> WORK REQUIRED
Copy everything in the data below exactly except the pictures.
** Start of DATA IN THIS EXERCISE **
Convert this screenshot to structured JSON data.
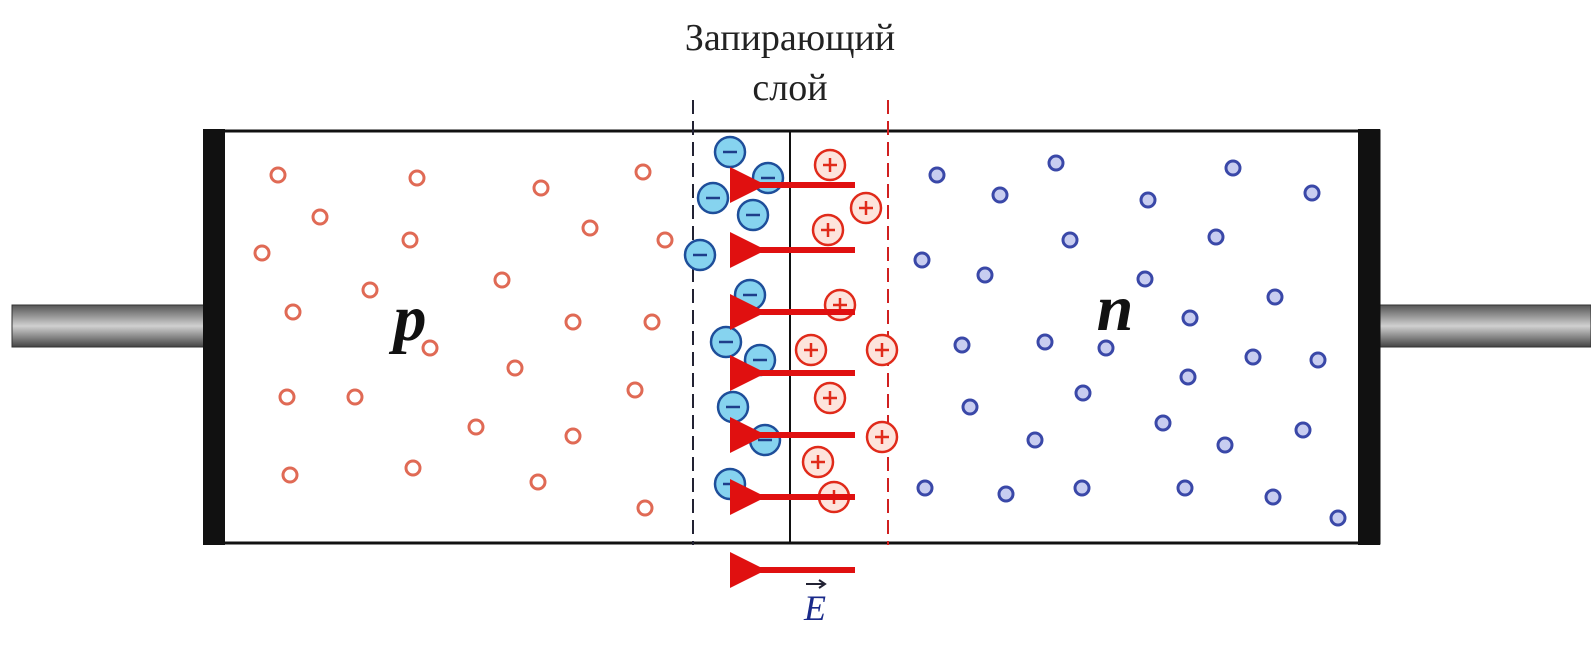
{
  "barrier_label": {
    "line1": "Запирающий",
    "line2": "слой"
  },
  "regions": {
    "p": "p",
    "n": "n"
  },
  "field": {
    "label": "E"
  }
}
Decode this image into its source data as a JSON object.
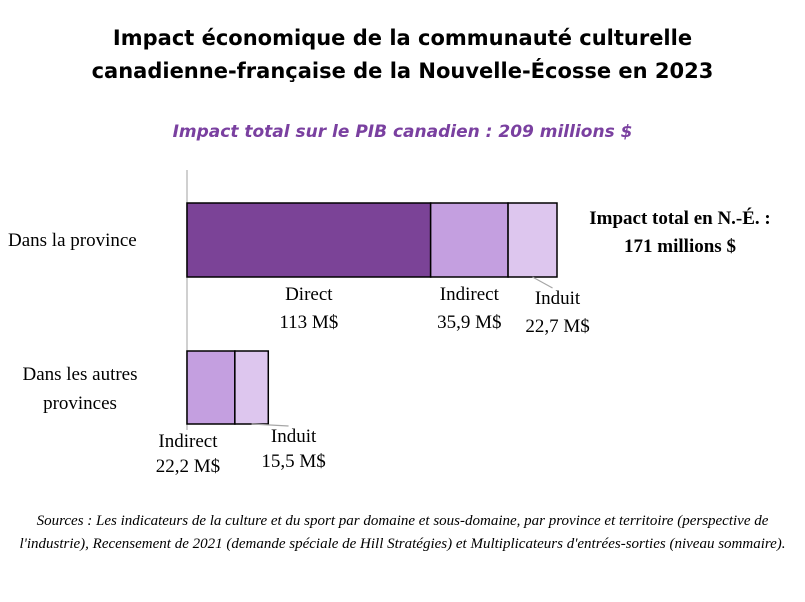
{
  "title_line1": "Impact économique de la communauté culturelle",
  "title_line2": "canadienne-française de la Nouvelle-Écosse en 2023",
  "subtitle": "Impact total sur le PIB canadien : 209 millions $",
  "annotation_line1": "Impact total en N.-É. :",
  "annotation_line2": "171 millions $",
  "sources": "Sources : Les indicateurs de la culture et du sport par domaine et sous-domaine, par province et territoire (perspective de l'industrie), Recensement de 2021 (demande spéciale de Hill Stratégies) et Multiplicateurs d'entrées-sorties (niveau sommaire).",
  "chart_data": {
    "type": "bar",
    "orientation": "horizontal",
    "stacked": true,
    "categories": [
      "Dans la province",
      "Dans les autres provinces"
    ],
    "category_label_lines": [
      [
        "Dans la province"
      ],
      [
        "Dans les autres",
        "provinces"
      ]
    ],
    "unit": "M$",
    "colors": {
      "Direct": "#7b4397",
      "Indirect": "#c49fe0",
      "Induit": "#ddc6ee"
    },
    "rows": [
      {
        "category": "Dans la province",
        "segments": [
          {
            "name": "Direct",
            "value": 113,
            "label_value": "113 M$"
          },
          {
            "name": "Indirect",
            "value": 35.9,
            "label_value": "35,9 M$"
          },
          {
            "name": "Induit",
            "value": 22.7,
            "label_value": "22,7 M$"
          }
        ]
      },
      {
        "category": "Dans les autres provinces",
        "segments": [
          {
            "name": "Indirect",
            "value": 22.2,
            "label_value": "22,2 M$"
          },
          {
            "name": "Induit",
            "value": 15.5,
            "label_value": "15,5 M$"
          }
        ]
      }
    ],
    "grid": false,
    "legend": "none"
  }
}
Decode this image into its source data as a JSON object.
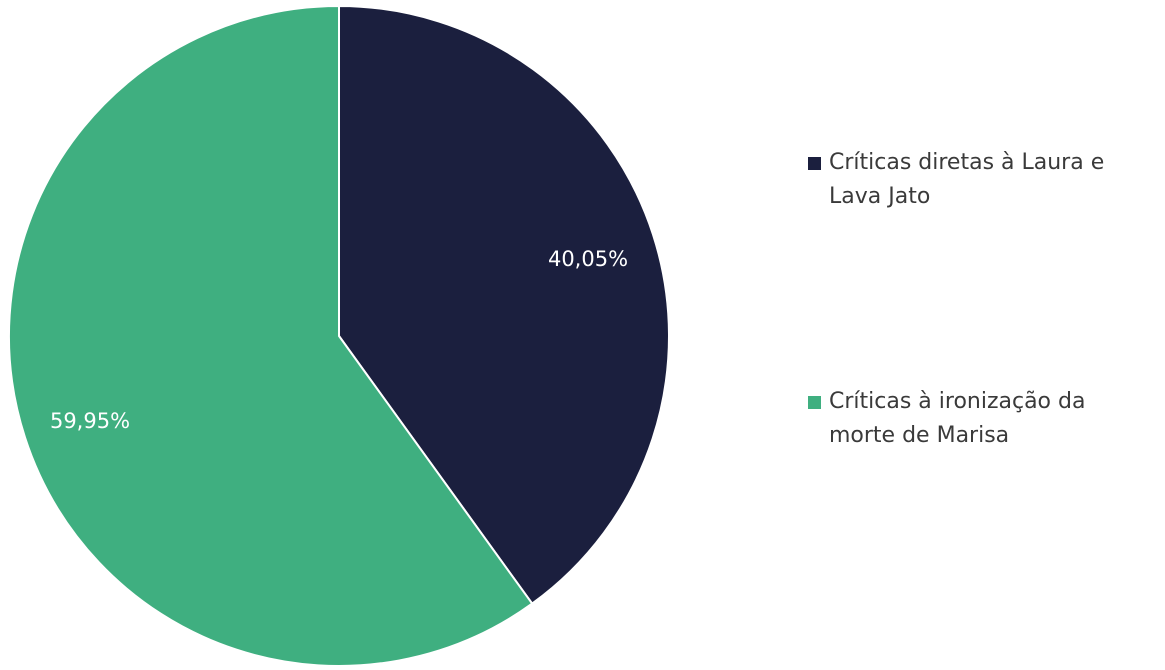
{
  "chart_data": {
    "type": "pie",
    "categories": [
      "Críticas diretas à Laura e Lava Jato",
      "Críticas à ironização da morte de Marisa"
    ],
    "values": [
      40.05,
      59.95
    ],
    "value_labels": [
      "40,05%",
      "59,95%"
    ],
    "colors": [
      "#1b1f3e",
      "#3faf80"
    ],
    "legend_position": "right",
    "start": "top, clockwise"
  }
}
** End of DATA IN THIS EXERCISE **
> REPLY
Convert this screenshot to structured JSON data.
{
  "barrier_label": {
    "line1": "Запирающий",
    "line2": "слой"
  },
  "regions": {
    "p": "p",
    "n": "n"
  },
  "field": {
    "label": "E"
  }
}
Decode this image into its source data as a JSON object.
{
  "title_line1": "Impact économique de la communauté culturelle",
  "title_line2": "canadienne-française de la Nouvelle-Écosse en 2023",
  "subtitle": "Impact total sur le PIB canadien : 209 millions $",
  "annotation_line1": "Impact total en N.-É. :",
  "annotation_line2": "171 millions $",
  "sources": "Sources : Les indicateurs de la culture et du sport par domaine et sous-domaine, par province et territoire (perspective de l'industrie), Recensement de 2021 (demande spéciale de Hill Stratégies) et Multiplicateurs d'entrées-sorties (niveau sommaire).",
  "chart_data": {
    "type": "bar",
    "orientation": "horizontal",
    "stacked": true,
    "categories": [
      "Dans la province",
      "Dans les autres provinces"
    ],
    "category_label_lines": [
      [
        "Dans la province"
      ],
      [
        "Dans les autres",
        "provinces"
      ]
    ],
    "unit": "M$",
    "colors": {
      "Direct": "#7b4397",
      "Indirect": "#c49fe0",
      "Induit": "#ddc6ee"
    },
    "rows": [
      {
        "category": "Dans la province",
        "segments": [
          {
            "name": "Direct",
            "value": 113,
            "label_value": "113 M$"
          },
          {
            "name": "Indirect",
            "value": 35.9,
            "label_value": "35,9 M$"
          },
          {
            "name": "Induit",
            "value": 22.7,
            "label_value": "22,7 M$"
          }
        ]
      },
      {
        "category": "Dans les autres provinces",
        "segments": [
          {
            "name": "Indirect",
            "value": 22.2,
            "label_value": "22,2 M$"
          },
          {
            "name": "Induit",
            "value": 15.5,
            "label_value": "15,5 M$"
          }
        ]
      }
    ],
    "grid": false,
    "legend": "none"
  }
}
Decode this image into its source data as a JSON object.
{
  "chart_data": {
    "type": "pie",
    "categories": [
      "Críticas diretas à Laura e Lava Jato",
      "Críticas à ironização da morte de Marisa"
    ],
    "values": [
      40.05,
      59.95
    ],
    "value_labels": [
      "40,05%",
      "59,95%"
    ],
    "colors": [
      "#1b1f3e",
      "#3faf80"
    ],
    "legend_position": "right",
    "start": "top, clockwise"
  }
}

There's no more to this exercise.